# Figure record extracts
★ ★ ★ ★ ★ ★ ★

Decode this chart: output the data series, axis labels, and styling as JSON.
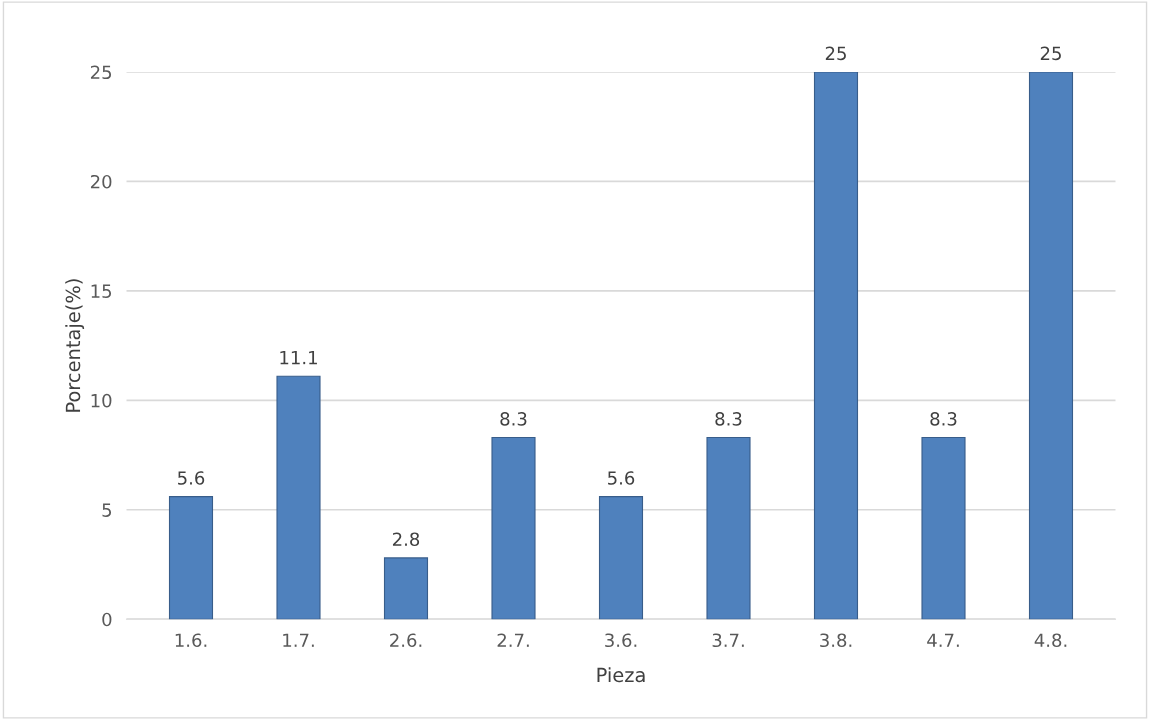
{
  "chart_data": {
    "type": "bar",
    "xlabel": "Pieza",
    "ylabel": "Porcentaje(%)",
    "categories": [
      "1.6.",
      "1.7.",
      "2.6.",
      "2.7.",
      "3.6.",
      "3.7.",
      "3.8.",
      "4.7.",
      "4.8."
    ],
    "values": [
      5.6,
      11.1,
      2.8,
      8.3,
      5.6,
      8.3,
      25,
      8.3,
      25
    ],
    "color": "#4f81bd",
    "ylim": [
      0,
      25
    ],
    "yticks": [
      0,
      5,
      10,
      15,
      20,
      25
    ],
    "grid": "y",
    "data_labels": true
  }
}
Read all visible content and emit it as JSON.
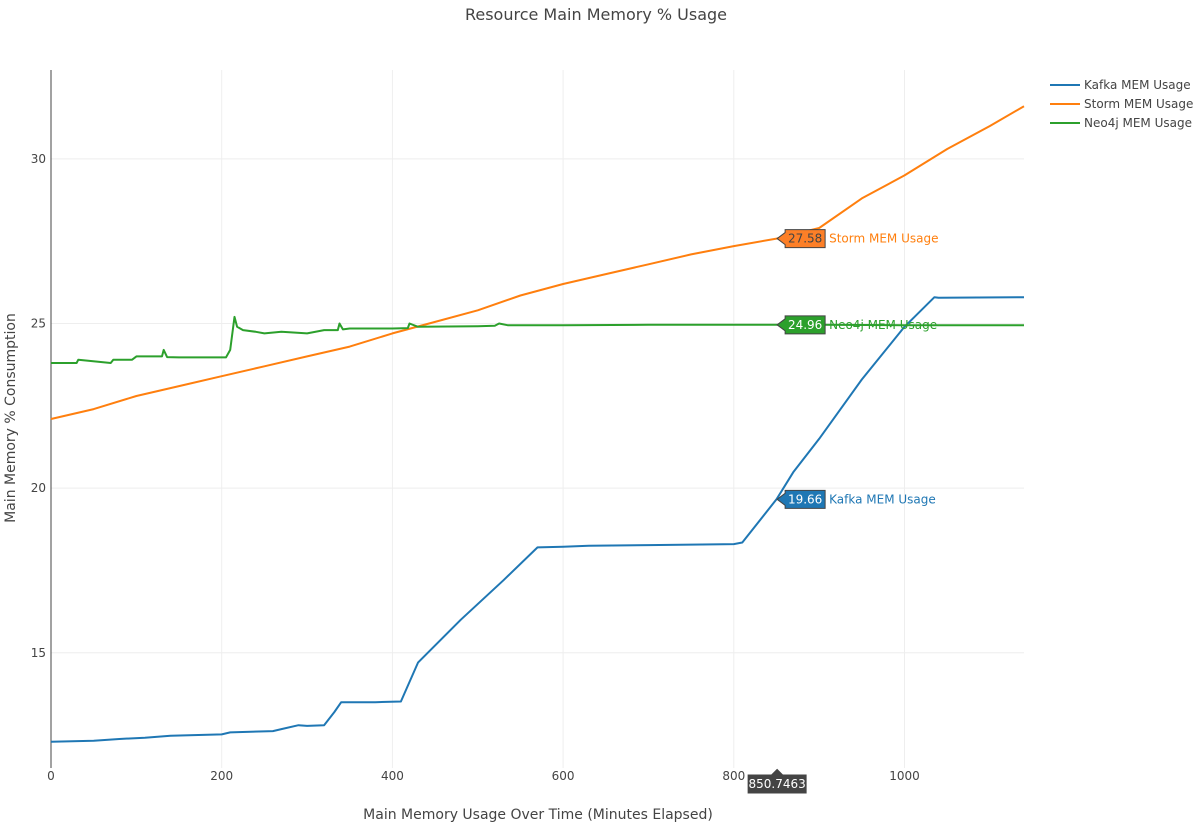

★ ★ ★ ★ ★ ★ ★

# Task prompt
Pictures are to be left out; repeat all the remaining data exactly.

# Solved problem
Decode this chart: output the data series, axis labels, and styling as JSON.
{
  "chart_data": {
    "type": "bar",
    "xlabel": "Pieza",
    "ylabel": "Porcentaje(%)",
    "categories": [
      "1.6.",
      "1.7.",
      "2.6.",
      "2.7.",
      "3.6.",
      "3.7.",
      "3.8.",
      "4.7.",
      "4.8."
    ],
    "values": [
      5.6,
      11.1,
      2.8,
      8.3,
      5.6,
      8.3,
      25,
      8.3,
      25
    ],
    "color": "#4f81bd",
    "ylim": [
      0,
      25
    ],
    "yticks": [
      0,
      5,
      10,
      15,
      20,
      25
    ],
    "grid": "y",
    "data_labels": true
  }
}
Read all visible content and emit it as JSON.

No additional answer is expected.